* _AIM OF THE TASK_
Each line of the material must be repeated precisely, with the pictures left out.

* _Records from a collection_
+ + + +
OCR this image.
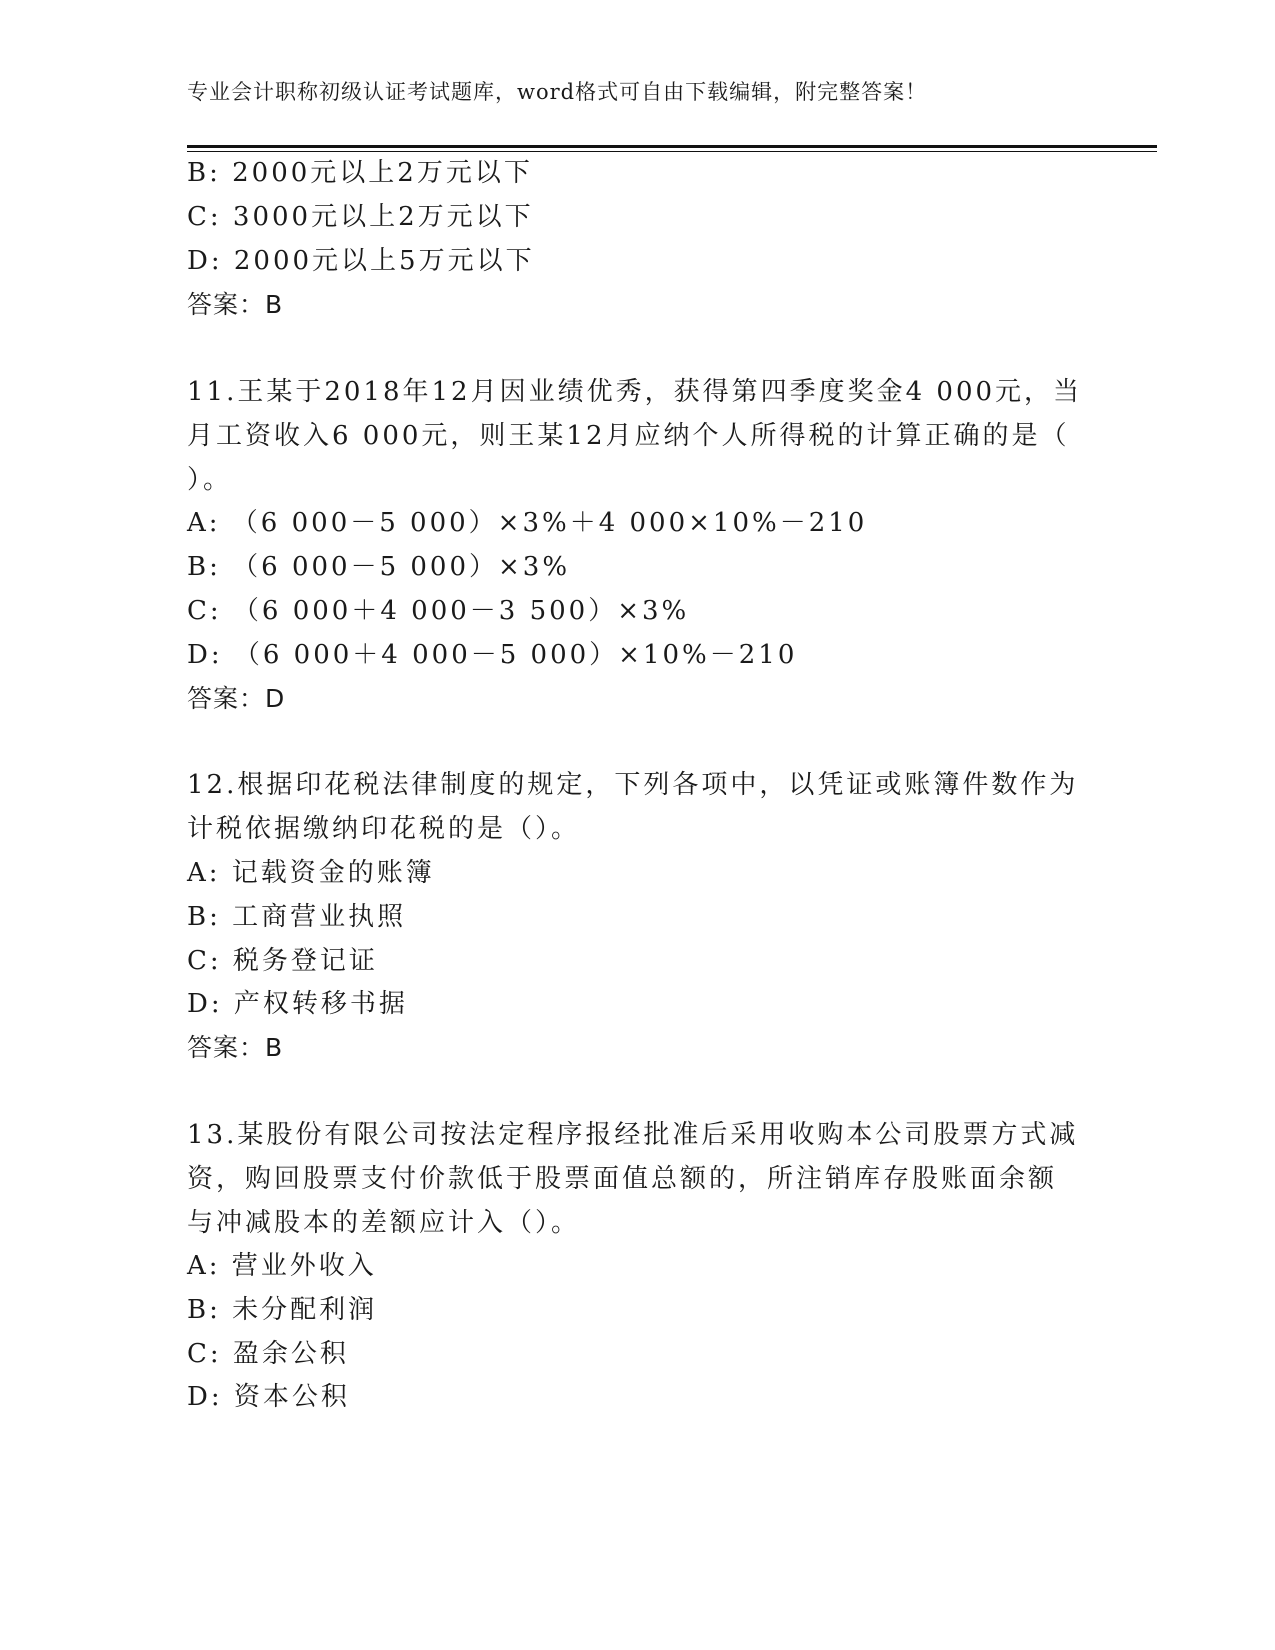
专业会计职称初级认证考试题库，word格式可自由下载编辑，附完整答案！
B: 2000元以上2万元以下
C: 3000元以上2万元以下
D: 2000元以上5万元以下
答案：B
11.王某于2018年12月因业绩优秀，获得第四季度奖金4 000元，当
月工资收入6 000元，则王某12月应纳个人所得税的计算正确的是（
）。
A: （6 000－5 000）×3%＋4 000×10%－210
B: （6 000－5 000）×3%
C: （6 000＋4 000－3 500）×3%
D: （6 000＋4 000－5 000）×10%－210
答案：D
12.根据印花税法律制度的规定，下列各项中，以凭证或账簿件数作为
计税依据缴纳印花税的是（）。
A: 记载资金的账簿
B: 工商营业执照
C: 税务登记证
D: 产权转移书据
答案：B
13.某股份有限公司按法定程序报经批准后采用收购本公司股票方式减
资，购回股票支付价款低于股票面值总额的，所注销库存股账面余额
与冲减股本的差额应计入（）。
A: 营业外收入
B: 未分配利润
C: 盈余公积
D: 资本公积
+ + + +
* _RESPONSE_
OCR this image.
专业会计职称初级认证考试题库，word格式可自由下载编辑，附完整答案！
B: 2000元以上2万元以下
C: 3000元以上2万元以下
D: 2000元以上5万元以下
答案：B
11.王某于2018年12月因业绩优秀，获得第四季度奖金4 000元，当
月工资收入6 000元，则王某12月应纳个人所得税的计算正确的是（
）。
A: （6 000－5 000）×3%＋4 000×10%－210
B: （6 000－5 000）×3%
C: （6 000＋4 000－3 500）×3%
D: （6 000＋4 000－5 000）×10%－210
答案：D
12.根据印花税法律制度的规定，下列各项中，以凭证或账簿件数作为
计税依据缴纳印花税的是（）。
A: 记载资金的账簿
B: 工商营业执照
C: 税务登记证
D: 产权转移书据
答案：B
13.某股份有限公司按法定程序报经批准后采用收购本公司股票方式减
资，购回股票支付价款低于股票面值总额的，所注销库存股账面余额
与冲减股本的差额应计入（）。
A: 营业外收入
B: 未分配利润
C: 盈余公积
D: 资本公积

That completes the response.